Testo di partenza:
Utente 196XXX
Gentili dottori,
Sono un tecnico di laboratorio biomedico dell'Ospedale di una grande città. Da circa due anni sono in servizio in uno specifico settore del laboratorio: quello della batteriologia. Ogni giorno nell'espletare le mie funzioni sono a contatto con agenti chimici e solventi. Dal 2007 mi è stata diagnosticata dal dirigente responsabile del Servizio Ospedaliero di Fisiopatologia Respiratoria la seguente patologia: Iperattività bronchiale da asma atopico, con espressa indicazione da parte dello stesso dirigente di evitare ambienti professionali a rischio per inquinanti chimico -fisici. Con tale diagnosi è possibile ottenere un cambio mansione e/o profilo e lavorare in un ambiente più consono al mio stato di salute?

[#1] dopo  
108069

Cancellato nel 2012
E' bene che lei presenti la documentazione al medico competente del suo ospedale, soprattutto se il medico della fisiopatologia respiratoria si è espresso per iscritto dandole il consiglio che riferisce. Il medico competente valuterà, sulla base delle conoscenze specifiche della sua realtà lavorativa se quanto diagnosticato è o meno compatibile con l'attuale esposizione lavorativa.

Dati da analizzare:
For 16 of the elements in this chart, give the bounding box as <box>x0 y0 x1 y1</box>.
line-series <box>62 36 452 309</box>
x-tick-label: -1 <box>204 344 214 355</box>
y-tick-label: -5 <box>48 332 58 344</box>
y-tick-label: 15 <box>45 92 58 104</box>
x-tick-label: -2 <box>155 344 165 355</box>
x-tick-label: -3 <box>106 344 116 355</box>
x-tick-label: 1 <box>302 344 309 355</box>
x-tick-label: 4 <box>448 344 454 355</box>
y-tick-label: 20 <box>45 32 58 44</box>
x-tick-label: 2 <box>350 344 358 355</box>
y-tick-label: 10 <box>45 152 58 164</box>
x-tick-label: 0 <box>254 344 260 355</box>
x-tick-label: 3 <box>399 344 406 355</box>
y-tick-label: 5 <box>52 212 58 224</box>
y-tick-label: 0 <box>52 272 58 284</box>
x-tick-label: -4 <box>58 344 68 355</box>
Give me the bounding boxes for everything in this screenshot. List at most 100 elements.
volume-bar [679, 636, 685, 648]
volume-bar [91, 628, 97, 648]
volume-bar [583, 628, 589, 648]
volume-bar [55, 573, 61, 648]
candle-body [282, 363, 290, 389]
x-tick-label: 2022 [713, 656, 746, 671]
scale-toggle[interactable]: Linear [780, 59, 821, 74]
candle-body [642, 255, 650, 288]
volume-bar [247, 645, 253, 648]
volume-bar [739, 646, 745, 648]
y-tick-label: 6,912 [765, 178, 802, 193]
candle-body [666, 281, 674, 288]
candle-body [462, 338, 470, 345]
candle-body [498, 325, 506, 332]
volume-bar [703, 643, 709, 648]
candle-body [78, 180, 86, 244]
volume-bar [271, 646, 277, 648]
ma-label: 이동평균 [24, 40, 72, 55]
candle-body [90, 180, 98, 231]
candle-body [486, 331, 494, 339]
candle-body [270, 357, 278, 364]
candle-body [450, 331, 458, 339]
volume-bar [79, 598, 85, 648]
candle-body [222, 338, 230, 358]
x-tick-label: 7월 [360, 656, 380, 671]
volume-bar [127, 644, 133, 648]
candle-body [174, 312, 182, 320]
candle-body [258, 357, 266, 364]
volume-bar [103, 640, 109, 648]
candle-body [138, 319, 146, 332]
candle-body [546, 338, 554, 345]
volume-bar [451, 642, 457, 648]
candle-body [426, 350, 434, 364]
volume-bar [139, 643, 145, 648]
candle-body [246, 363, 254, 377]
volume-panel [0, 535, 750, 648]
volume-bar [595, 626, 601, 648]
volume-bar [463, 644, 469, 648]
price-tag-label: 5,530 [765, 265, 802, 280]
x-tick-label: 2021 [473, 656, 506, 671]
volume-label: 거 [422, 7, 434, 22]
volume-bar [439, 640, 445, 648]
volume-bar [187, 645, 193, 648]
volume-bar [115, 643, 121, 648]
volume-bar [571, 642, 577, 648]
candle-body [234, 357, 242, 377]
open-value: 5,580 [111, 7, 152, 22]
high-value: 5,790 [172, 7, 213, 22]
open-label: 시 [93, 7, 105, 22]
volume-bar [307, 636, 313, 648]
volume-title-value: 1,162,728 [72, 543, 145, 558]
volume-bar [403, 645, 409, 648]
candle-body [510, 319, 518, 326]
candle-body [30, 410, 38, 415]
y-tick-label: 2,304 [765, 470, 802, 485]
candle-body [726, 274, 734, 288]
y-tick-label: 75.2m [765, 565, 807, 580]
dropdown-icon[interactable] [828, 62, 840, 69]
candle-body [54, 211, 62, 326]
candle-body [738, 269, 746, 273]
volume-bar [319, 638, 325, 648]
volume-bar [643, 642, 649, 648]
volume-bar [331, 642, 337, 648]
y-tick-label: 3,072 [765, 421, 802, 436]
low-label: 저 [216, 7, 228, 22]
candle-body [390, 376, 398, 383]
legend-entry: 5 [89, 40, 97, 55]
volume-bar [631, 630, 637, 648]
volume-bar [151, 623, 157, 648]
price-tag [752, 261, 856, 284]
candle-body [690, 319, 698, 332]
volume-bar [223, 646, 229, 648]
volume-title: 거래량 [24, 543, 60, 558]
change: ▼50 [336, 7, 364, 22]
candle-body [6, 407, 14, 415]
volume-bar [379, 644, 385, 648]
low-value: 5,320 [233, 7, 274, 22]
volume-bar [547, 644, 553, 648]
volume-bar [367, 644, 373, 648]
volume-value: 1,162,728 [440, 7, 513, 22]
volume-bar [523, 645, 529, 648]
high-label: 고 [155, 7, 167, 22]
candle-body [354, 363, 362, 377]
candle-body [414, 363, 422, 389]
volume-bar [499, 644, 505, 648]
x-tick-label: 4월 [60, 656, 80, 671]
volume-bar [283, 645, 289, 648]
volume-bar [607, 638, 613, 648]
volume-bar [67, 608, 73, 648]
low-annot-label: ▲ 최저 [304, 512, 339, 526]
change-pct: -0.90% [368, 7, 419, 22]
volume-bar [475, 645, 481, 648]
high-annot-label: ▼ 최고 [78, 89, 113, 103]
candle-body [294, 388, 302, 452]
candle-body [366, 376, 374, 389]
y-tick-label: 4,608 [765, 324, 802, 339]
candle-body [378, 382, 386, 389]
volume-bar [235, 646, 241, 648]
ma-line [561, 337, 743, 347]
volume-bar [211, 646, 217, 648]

Prova tu: Nel testo sulla richiesta di cambio mansione, indica il settore del laboratorio in cui chi scrive presta servizio da circa due anni.

La tua soluzione: Il settore della batteriologia.